Input rows:
◆ ◆ ◆ ◆ ◆

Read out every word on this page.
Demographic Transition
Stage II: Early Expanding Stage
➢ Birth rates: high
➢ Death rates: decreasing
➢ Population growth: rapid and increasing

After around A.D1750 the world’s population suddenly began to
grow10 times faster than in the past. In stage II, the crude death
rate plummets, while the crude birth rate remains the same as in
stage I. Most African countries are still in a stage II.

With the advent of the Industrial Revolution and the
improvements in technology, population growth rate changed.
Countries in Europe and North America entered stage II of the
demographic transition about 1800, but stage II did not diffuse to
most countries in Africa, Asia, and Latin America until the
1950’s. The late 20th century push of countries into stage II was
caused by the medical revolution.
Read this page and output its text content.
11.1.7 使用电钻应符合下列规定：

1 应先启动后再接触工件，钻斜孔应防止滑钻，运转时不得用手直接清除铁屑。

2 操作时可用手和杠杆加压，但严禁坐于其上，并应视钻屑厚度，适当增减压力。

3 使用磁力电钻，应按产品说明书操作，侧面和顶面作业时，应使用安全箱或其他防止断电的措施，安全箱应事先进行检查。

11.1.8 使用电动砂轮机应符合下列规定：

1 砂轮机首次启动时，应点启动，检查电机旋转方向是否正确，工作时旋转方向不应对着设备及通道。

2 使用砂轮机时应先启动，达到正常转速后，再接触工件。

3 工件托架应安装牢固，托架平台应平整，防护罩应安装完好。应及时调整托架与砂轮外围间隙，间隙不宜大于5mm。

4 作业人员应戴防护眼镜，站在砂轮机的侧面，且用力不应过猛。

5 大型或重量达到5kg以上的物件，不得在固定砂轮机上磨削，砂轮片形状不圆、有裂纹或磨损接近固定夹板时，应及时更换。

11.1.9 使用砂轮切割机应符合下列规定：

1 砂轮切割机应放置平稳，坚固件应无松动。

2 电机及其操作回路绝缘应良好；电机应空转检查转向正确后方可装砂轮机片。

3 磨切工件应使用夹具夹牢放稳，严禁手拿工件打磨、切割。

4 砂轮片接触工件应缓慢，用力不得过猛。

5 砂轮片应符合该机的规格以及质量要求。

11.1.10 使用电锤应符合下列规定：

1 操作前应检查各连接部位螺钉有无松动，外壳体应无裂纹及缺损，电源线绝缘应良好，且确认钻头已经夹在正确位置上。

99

◆ ◆ ◆ ◆ ◆

What you have to do:
Filter the records above for lines containing the word "crude", and copy those lines.

Problem solution:
grow10 times faster than in the past. In stage II, the crude death
rate plummets, while the crude birth rate remains the same as in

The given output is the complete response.